WHAT THE TASK REQUIRES:
Give the lines below again, exactly as they stand, and leave out the images.

DATA SHOWN:
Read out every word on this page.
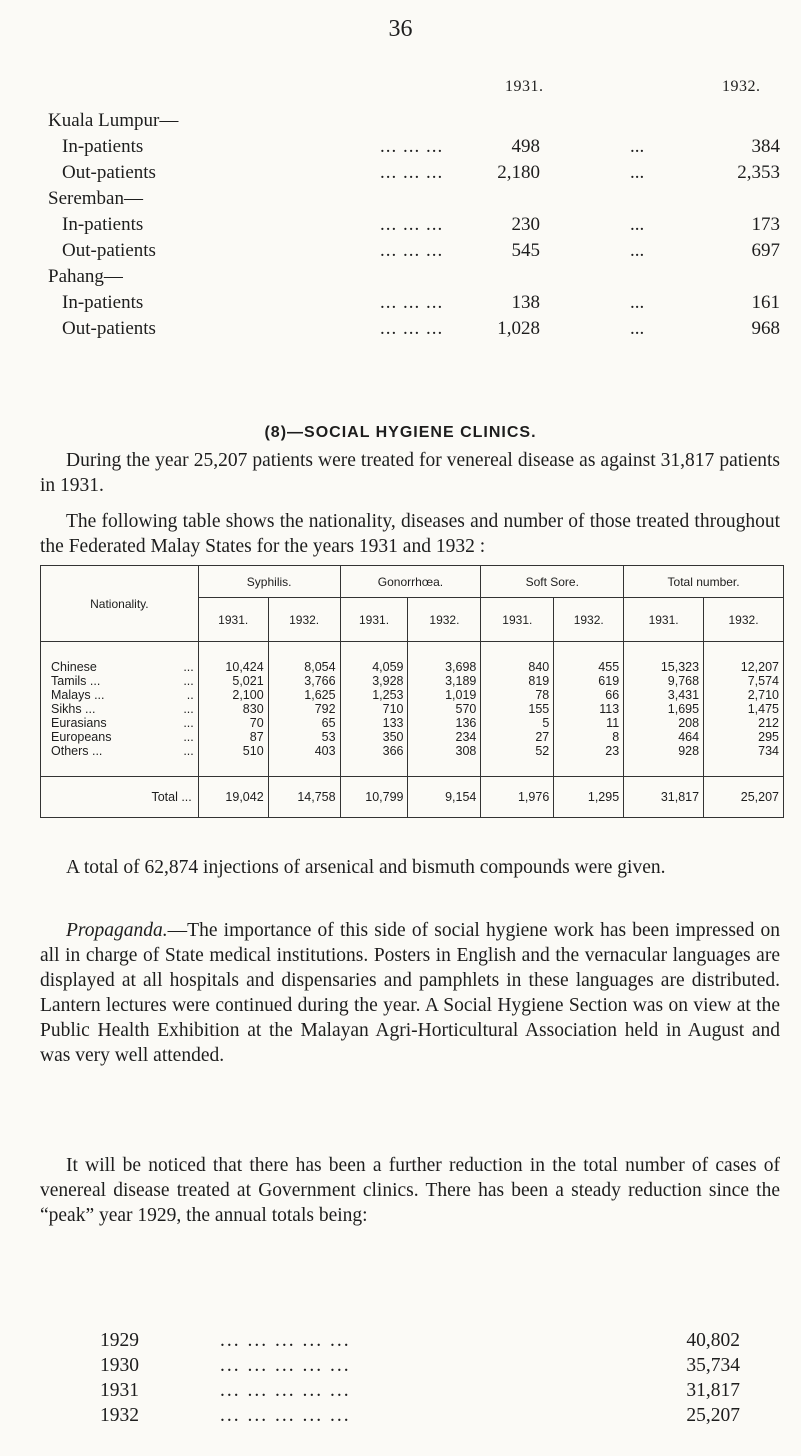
36
1931.	1932.
Kuala Lumpur—
In-patients	... ... ...	498	...	384
Out-patients	... ... ...	2,180	...	2,353
Seremban—
In-patients	... ... ...	230	...	173
Out-patients	... ... ...	545	...	697
Pahang—
In-patients	... ... ...	138	...	161
Out-patients	... ... ...	1,028	...	968
(8)—SOCIAL HYGIENE CLINICS.

During the year 25,207 patients were treated for venereal disease as against 31,817 patients in 1931.

The following table shows the nationality, diseases and number of those treated throughout the Federated Malay States for the years 1931 and 1932 :

Nationality.	Syphilis.		Gonorrhœa.		Soft Sore.		Total number.	
	1931.	1932.	1931.	1932.	1931.	1932.	1931.	1932.

Chinese ...	10,424	8,054	4,059	3,698	840	455	15,323	12,207
Tamils ... ...	5,021	3,766	3,928	3,189	819	619	9,768	7,574
Malays ... ..	2,100	1,625	1,253	1,019	78	66	3,431	2,710
Sikhs ... ...	830	792	710	570	155	113	1,695	1,475
Eurasians ...	70	65	133	136	5	11	208	212
Europeans ...	87	53	350	234	27	8	464	295
Others ... ...	510	403	366	308	52	23	928	734

Total ...	19,042	14,758	10,799	9,154	1,976	1,295	31,817	25,207

A total of 62,874 injections of arsenical and bismuth compounds were given.

Propaganda.—The importance of this side of social hygiene work has been impressed on all in charge of State medical institutions. Posters in English and the vernacular languages are displayed at all hospitals and dispensaries and pamphlets in these languages are distributed. Lantern lectures were continued during the year. A Social Hygiene Section was on view at the Public Health Exhibition at the Malayan Agri-Horticultural Association held in August and was very well attended.

It will be noticed that there has been a further reduction in the total number of cases of venereal disease treated at Government clinics. There has been a steady reduction since the “peak” year 1929, the annual totals being:

1929	... ... ... ... ...	40,802
1930	... ... ... ... ...	35,734
1931	... ... ... ... ...	31,817
1932	... ... ... ... ...	25,207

RESPONSE AREA:
Read out every word on this page.
36
1931.	1932.
Kuala Lumpur—
In-patients	... ... ...	498	...	384
Out-patients	... ... ...	2,180	...	2,353
Seremban—
In-patients	... ... ...	230	...	173
Out-patients	... ... ...	545	...	697
Pahang—
In-patients	... ... ...	138	...	161
Out-patients	... ... ...	1,028	...	968
(8)—SOCIAL HYGIENE CLINICS.

During the year 25,207 patients were treated for venereal disease as against 31,817 patients in 1931.

The following table shows the nationality, diseases and number of those treated throughout the Federated Malay States for the years 1931 and 1932 :

Nationality.	Syphilis.		Gonorrhœa.		Soft Sore.		Total number.	
	1931.	1932.	1931.	1932.	1931.	1932.	1931.	1932.

Chinese ...	10,424	8,054	4,059	3,698	840	455	15,323	12,207
Tamils ... ...	5,021	3,766	3,928	3,189	819	619	9,768	7,574
Malays ... ..	2,100	1,625	1,253	1,019	78	66	3,431	2,710
Sikhs ... ...	830	792	710	570	155	113	1,695	1,475
Eurasians ...	70	65	133	136	5	11	208	212
Europeans ...	87	53	350	234	27	8	464	295
Others ... ...	510	403	366	308	52	23	928	734

Total ...	19,042	14,758	10,799	9,154	1,976	1,295	31,817	25,207

A total of 62,874 injections of arsenical and bismuth compounds were given.

Propaganda.—The importance of this side of social hygiene work has been impressed on all in charge of State medical institutions. Posters in English and the vernacular languages are displayed at all hospitals and dispensaries and pamphlets in these languages are distributed. Lantern lectures were continued during the year. A Social Hygiene Section was on view at the Public Health Exhibition at the Malayan Agri-Horticultural Association held in August and was very well attended.

It will be noticed that there has been a further reduction in the total number of cases of venereal disease treated at Government clinics. There has been a steady reduction since the “peak” year 1929, the annual totals being:

1929	... ... ... ... ...	40,802
1930	... ... ... ... ...	35,734
1931	... ... ... ... ...	31,817
1932	... ... ... ... ...	25,207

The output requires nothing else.